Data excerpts

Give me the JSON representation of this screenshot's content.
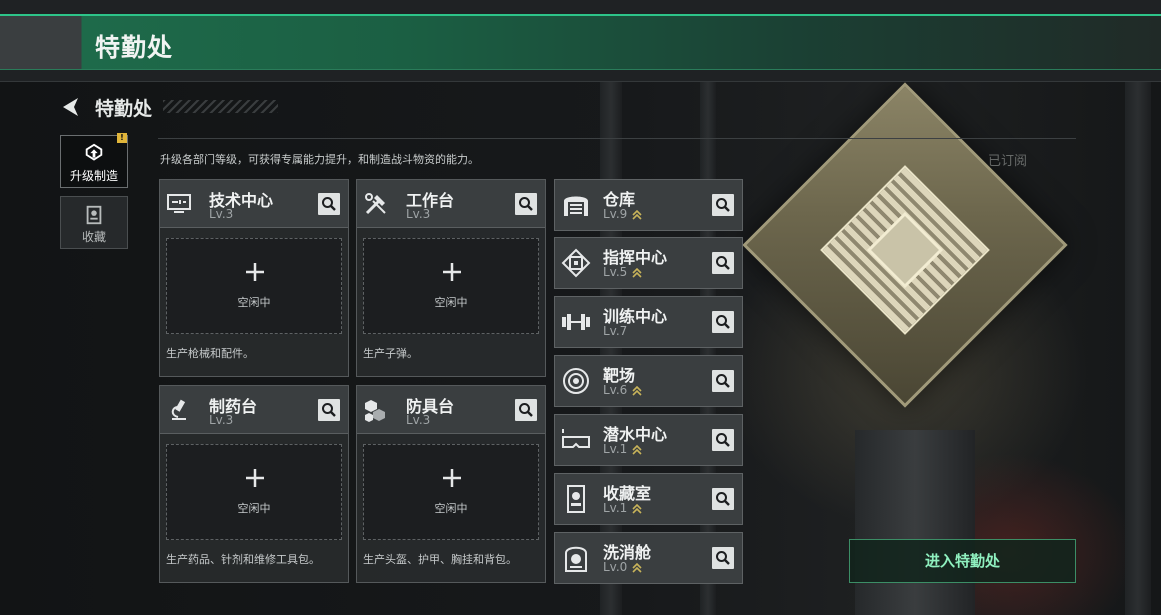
{
  "header": {
    "title": "特勤处"
  },
  "breadcrumb": {
    "title": "特勤处"
  },
  "side_tabs": [
    {
      "label": "升级制造",
      "icon": "upgrade-icon",
      "active": true,
      "alert": "!"
    },
    {
      "label": "收藏",
      "icon": "collection-icon",
      "active": false
    }
  ],
  "panel": {
    "subtitle": "升级各部门等级，可获得专属能力提升，和制造战斗物资的能力。",
    "subscribed_label": "已订阅"
  },
  "production_cards": [
    {
      "name": "技术中心",
      "level": "Lv.3",
      "icon": "tech-center-icon",
      "slot_status": "空闲中",
      "desc": "生产枪械和配件。"
    },
    {
      "name": "工作台",
      "level": "Lv.3",
      "icon": "workbench-icon",
      "slot_status": "空闲中",
      "desc": "生产子弹。"
    },
    {
      "name": "制药台",
      "level": "Lv.3",
      "icon": "pharmacy-icon",
      "slot_status": "空闲中",
      "desc": "生产药品、针剂和维修工具包。"
    },
    {
      "name": "防具台",
      "level": "Lv.3",
      "icon": "armor-bench-icon",
      "slot_status": "空闲中",
      "desc": "生产头盔、护甲、胸挂和背包。"
    }
  ],
  "departments": [
    {
      "name": "仓库",
      "level": "Lv.9",
      "icon": "warehouse-icon",
      "upgradable": true
    },
    {
      "name": "指挥中心",
      "level": "Lv.5",
      "icon": "command-center-icon",
      "upgradable": true
    },
    {
      "name": "训练中心",
      "level": "Lv.7",
      "icon": "training-center-icon",
      "upgradable": false
    },
    {
      "name": "靶场",
      "level": "Lv.6",
      "icon": "shooting-range-icon",
      "upgradable": true
    },
    {
      "name": "潜水中心",
      "level": "Lv.1",
      "icon": "diving-center-icon",
      "upgradable": true
    },
    {
      "name": "收藏室",
      "level": "Lv.1",
      "icon": "collection-room-icon",
      "upgradable": true
    },
    {
      "name": "洗消舱",
      "level": "Lv.0",
      "icon": "decontamination-icon",
      "upgradable": true
    }
  ],
  "enter_button": {
    "label": "进入特勤处"
  },
  "colors": {
    "accent": "#2dc489",
    "button_text": "#8ff0bf",
    "upgrade_arrow": "#c9b45a"
  }
}
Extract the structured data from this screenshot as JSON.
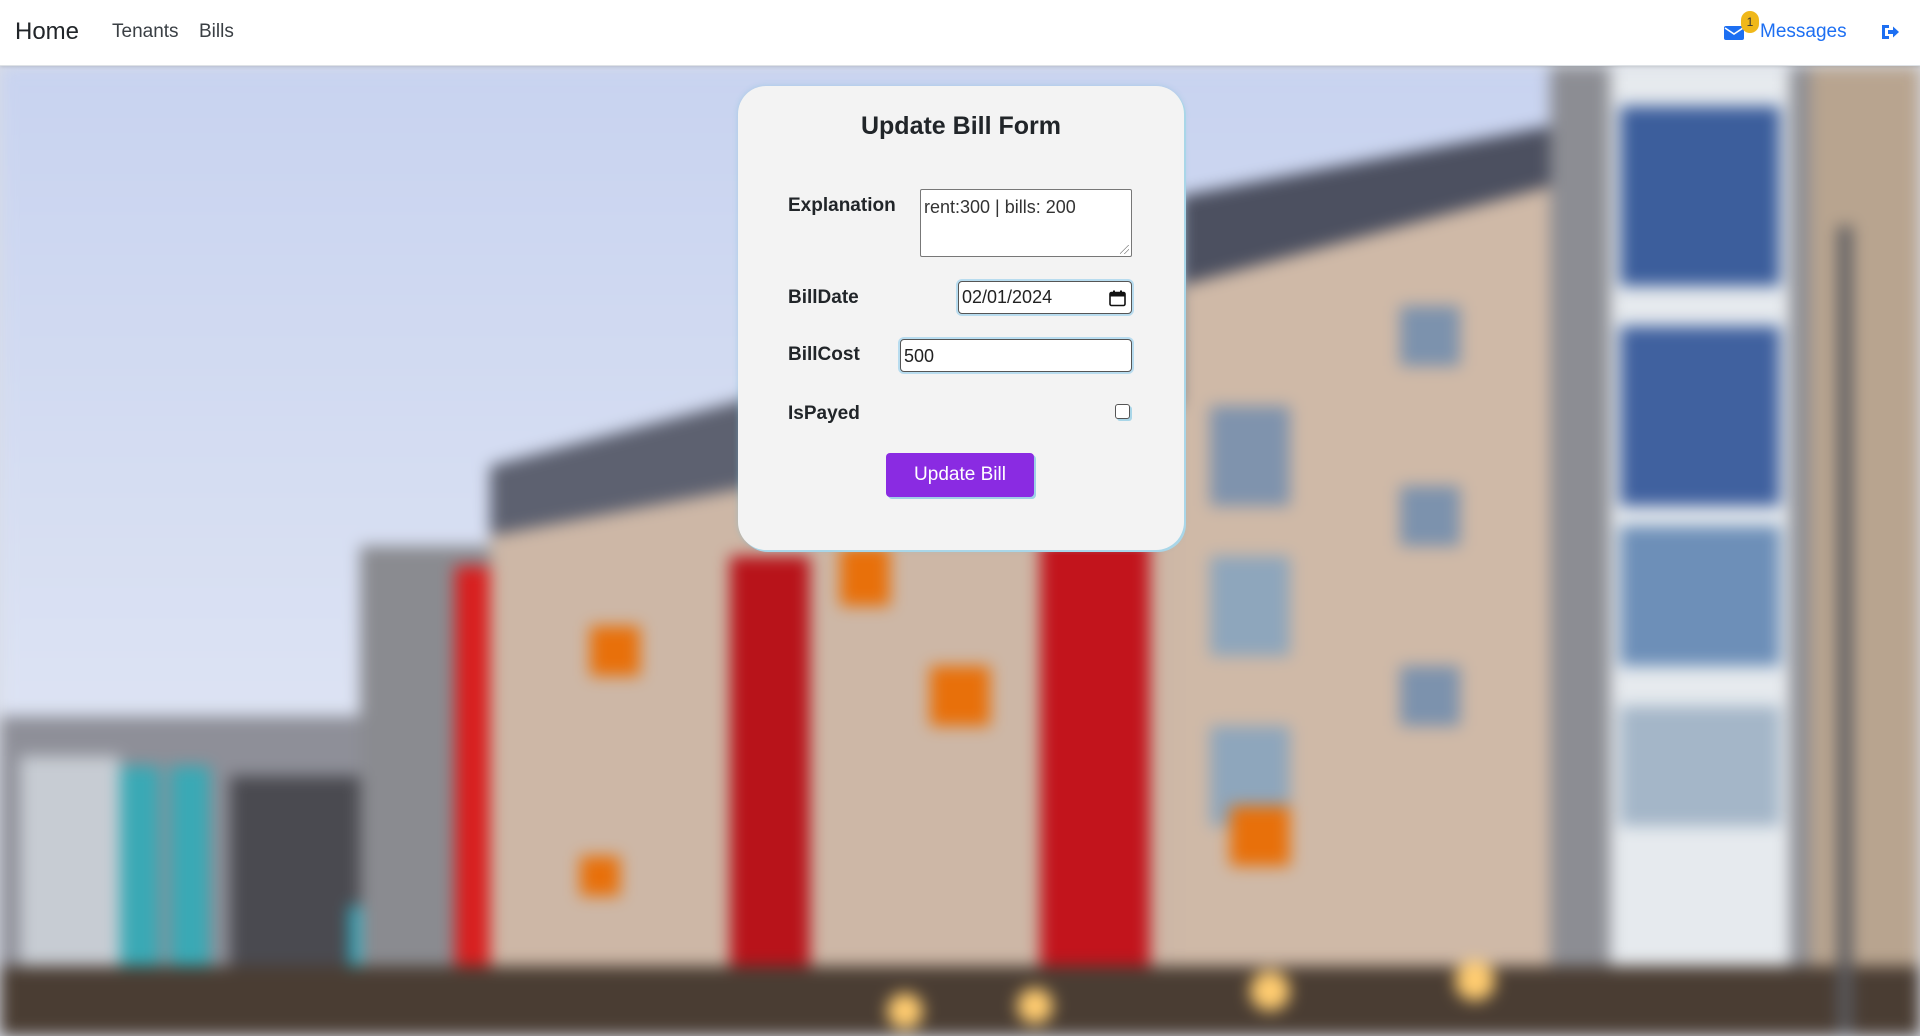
{
  "navbar": {
    "brand": "Home",
    "links": [
      "Tenants",
      "Bills"
    ],
    "messages_label": "Messages",
    "messages_badge": "1",
    "messages_icon": "envelope-icon",
    "logout_icon": "sign-out-icon",
    "link_color": "#1d6ff2",
    "badge_color": "#f0b81a"
  },
  "form": {
    "title": "Update Bill Form",
    "fields": {
      "explanation": {
        "label": "Explanation",
        "value": "rent:300  | bills: 200"
      },
      "bill_date": {
        "label": "BillDate",
        "value": "02/01/2024"
      },
      "bill_cost": {
        "label": "BillCost",
        "value": "500"
      },
      "is_payed": {
        "label": "IsPayed",
        "checked": false
      }
    },
    "submit_label": "Update Bill",
    "submit_color": "#8a2be2"
  }
}
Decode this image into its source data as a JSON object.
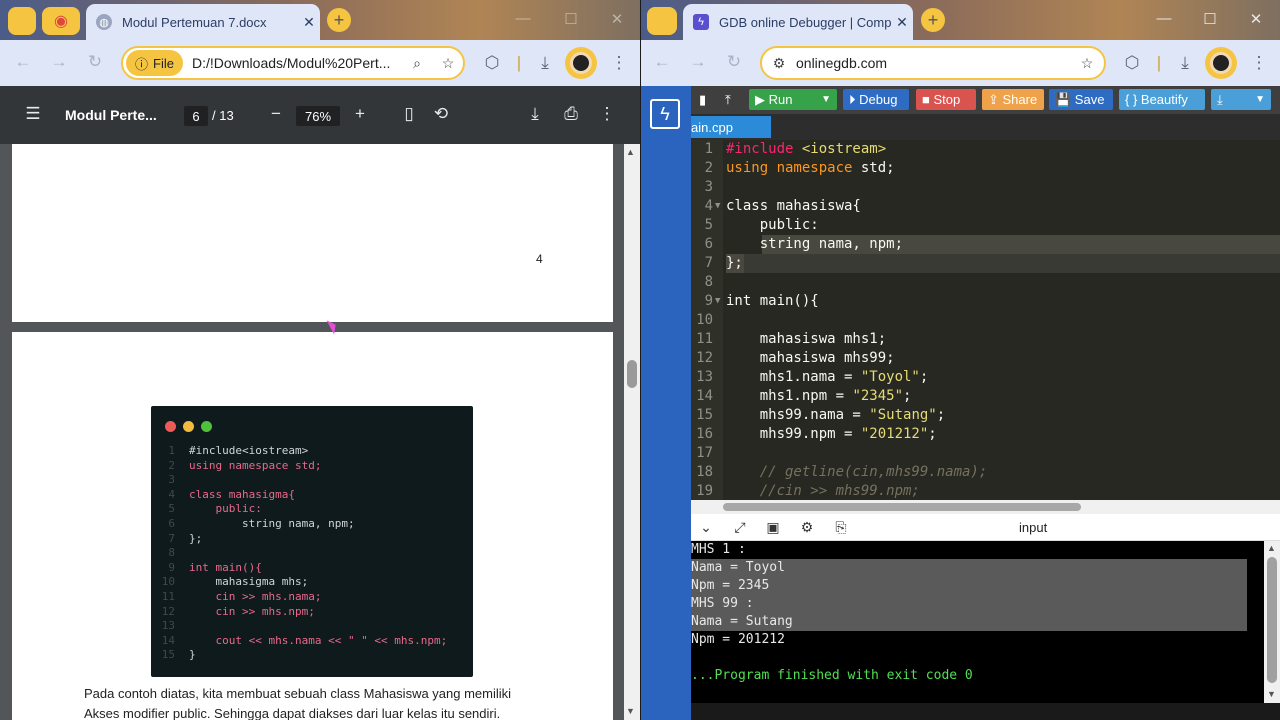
{
  "left": {
    "tab": {
      "title": "Modul Pertemuan 7.docx",
      "close": "✕"
    },
    "address": {
      "chip": "File",
      "url": "D:/!Downloads/Modul%20Pert..."
    },
    "pdf": {
      "doc_title": "Modul Perte...",
      "page_current": "6",
      "page_total": "/ 13",
      "zoom": "76%",
      "page_number_label": "4",
      "code_lines": [
        {
          "n": "1",
          "t": "#include<iostream>"
        },
        {
          "n": "2",
          "t": "using namespace std;"
        },
        {
          "n": "3",
          "t": ""
        },
        {
          "n": "4",
          "t": "class mahasigma{"
        },
        {
          "n": "5",
          "t": "    public:"
        },
        {
          "n": "6",
          "t": "        string nama, npm;"
        },
        {
          "n": "7",
          "t": "};"
        },
        {
          "n": "8",
          "t": ""
        },
        {
          "n": "9",
          "t": "int main(){"
        },
        {
          "n": "10",
          "t": "    mahasigma mhs;"
        },
        {
          "n": "11",
          "t": "    cin >> mhs.nama;"
        },
        {
          "n": "12",
          "t": "    cin >> mhs.npm;"
        },
        {
          "n": "13",
          "t": ""
        },
        {
          "n": "14",
          "t": "    cout << mhs.nama << \" \" << mhs.npm;"
        },
        {
          "n": "15",
          "t": "}"
        }
      ],
      "paragraph_line1": "Pada contoh diatas, kita membuat sebuah class Mahasiswa yang memiliki",
      "paragraph_line2": "Akses modifier public. Sehingga dapat diakses dari luar kelas itu sendiri."
    }
  },
  "right": {
    "tab": {
      "title": "GDB online Debugger | Compil",
      "close": "✕"
    },
    "address": {
      "url": "onlinegdb.com"
    },
    "toolbar": {
      "run": "▶ Run",
      "debug": "⏵ Debug",
      "stop": "■ Stop",
      "share": "⇪ Share",
      "save": "💾 Save",
      "beautify": "{ } Beautify"
    },
    "file_tab": "ain.cpp",
    "editor_lines": [
      {
        "n": "1",
        "parts": [
          {
            "c": "k",
            "t": "#include "
          },
          {
            "c": "s",
            "t": "<iostream>"
          }
        ]
      },
      {
        "n": "2",
        "parts": [
          {
            "c": "o",
            "t": "using namespace "
          },
          {
            "c": "pp",
            "t": "std;"
          }
        ]
      },
      {
        "n": "3",
        "parts": []
      },
      {
        "n": "4",
        "parts": [
          {
            "c": "pp",
            "t": "class mahasiswa{"
          }
        ]
      },
      {
        "n": "5",
        "parts": [
          {
            "c": "pp",
            "t": "    public:"
          }
        ]
      },
      {
        "n": "6",
        "parts": [
          {
            "c": "pp",
            "t": "    string nama, npm;"
          }
        ]
      },
      {
        "n": "7",
        "parts": [
          {
            "c": "pp",
            "t": "};"
          }
        ]
      },
      {
        "n": "8",
        "parts": []
      },
      {
        "n": "9",
        "parts": [
          {
            "c": "pp",
            "t": "int main(){"
          }
        ]
      },
      {
        "n": "10",
        "parts": []
      },
      {
        "n": "11",
        "parts": [
          {
            "c": "pp",
            "t": "    mahasiswa mhs1;"
          }
        ]
      },
      {
        "n": "12",
        "parts": [
          {
            "c": "pp",
            "t": "    mahasiswa mhs99;"
          }
        ]
      },
      {
        "n": "13",
        "parts": [
          {
            "c": "pp",
            "t": "    mhs1.nama = "
          },
          {
            "c": "s",
            "t": "\"Toyol\""
          },
          {
            "c": "pp",
            "t": ";"
          }
        ]
      },
      {
        "n": "14",
        "parts": [
          {
            "c": "pp",
            "t": "    mhs1.npm = "
          },
          {
            "c": "s",
            "t": "\"2345\""
          },
          {
            "c": "pp",
            "t": ";"
          }
        ]
      },
      {
        "n": "15",
        "parts": [
          {
            "c": "pp",
            "t": "    mhs99.nama = "
          },
          {
            "c": "s",
            "t": "\"Sutang\""
          },
          {
            "c": "pp",
            "t": ";"
          }
        ]
      },
      {
        "n": "16",
        "parts": [
          {
            "c": "pp",
            "t": "    mhs99.npm = "
          },
          {
            "c": "s",
            "t": "\"201212\""
          },
          {
            "c": "pp",
            "t": ";"
          }
        ]
      },
      {
        "n": "17",
        "parts": []
      },
      {
        "n": "18",
        "parts": [
          {
            "c": "cm",
            "t": "    // getline(cin,mhs99.nama);"
          }
        ]
      },
      {
        "n": "19",
        "parts": [
          {
            "c": "cm",
            "t": "    //cin >> mhs99.npm;"
          }
        ]
      }
    ],
    "io_label": "input",
    "console_lines": [
      "MHS 1 :",
      "Nama = Toyol",
      "Npm = 2345",
      "MHS 99 :",
      "Nama = Sutang",
      "Npm = 201212",
      "",
      "...Program finished with exit code 0"
    ]
  }
}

→ **PROBLEM TO SOLVE**
In the entries above, some lines may contain the string "false"; report how many, without additional comment.

→ **TASK SOLUTION**
3